Among the entries, which lines carry the string "used"? Copy each of them.

*** Data records ***

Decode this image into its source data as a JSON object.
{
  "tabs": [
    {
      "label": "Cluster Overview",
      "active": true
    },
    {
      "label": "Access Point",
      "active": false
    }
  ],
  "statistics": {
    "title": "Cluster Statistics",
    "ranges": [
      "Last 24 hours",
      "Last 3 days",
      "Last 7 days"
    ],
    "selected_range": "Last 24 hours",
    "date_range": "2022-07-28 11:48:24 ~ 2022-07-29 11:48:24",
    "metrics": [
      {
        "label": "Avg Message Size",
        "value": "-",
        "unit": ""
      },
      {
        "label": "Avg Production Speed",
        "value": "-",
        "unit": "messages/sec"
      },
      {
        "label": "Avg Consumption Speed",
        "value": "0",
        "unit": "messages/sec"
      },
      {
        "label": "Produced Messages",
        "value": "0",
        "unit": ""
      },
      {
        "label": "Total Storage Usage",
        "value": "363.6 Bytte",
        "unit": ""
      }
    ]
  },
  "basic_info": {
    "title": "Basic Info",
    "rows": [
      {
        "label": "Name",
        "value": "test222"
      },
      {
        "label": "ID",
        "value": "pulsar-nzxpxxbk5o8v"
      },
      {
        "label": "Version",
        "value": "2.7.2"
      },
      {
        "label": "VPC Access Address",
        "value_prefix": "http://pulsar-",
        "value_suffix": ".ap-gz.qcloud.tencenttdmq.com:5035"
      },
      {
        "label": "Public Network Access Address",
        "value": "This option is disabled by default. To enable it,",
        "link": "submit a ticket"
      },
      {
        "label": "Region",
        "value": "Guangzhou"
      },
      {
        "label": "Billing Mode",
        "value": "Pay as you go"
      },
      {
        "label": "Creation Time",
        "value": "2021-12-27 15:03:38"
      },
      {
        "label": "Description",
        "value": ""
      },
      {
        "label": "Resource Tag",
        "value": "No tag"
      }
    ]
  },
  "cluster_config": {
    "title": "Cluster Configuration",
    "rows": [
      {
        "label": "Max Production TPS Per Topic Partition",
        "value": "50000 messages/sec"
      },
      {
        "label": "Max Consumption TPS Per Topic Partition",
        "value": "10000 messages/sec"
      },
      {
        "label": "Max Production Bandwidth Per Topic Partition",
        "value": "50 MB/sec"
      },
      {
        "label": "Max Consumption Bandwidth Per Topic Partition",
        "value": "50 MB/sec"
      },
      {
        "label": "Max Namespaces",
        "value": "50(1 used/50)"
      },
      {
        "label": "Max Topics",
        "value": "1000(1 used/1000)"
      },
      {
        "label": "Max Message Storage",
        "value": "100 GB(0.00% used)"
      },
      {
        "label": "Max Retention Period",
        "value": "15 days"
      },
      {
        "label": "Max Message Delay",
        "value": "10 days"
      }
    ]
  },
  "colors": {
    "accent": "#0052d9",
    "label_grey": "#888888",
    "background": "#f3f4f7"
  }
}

***

### [Answer to this task]
        "value": "50(1 used/50)"
        "value": "1000(1 used/1000)"
        "value": "100 GB(0.00% used)"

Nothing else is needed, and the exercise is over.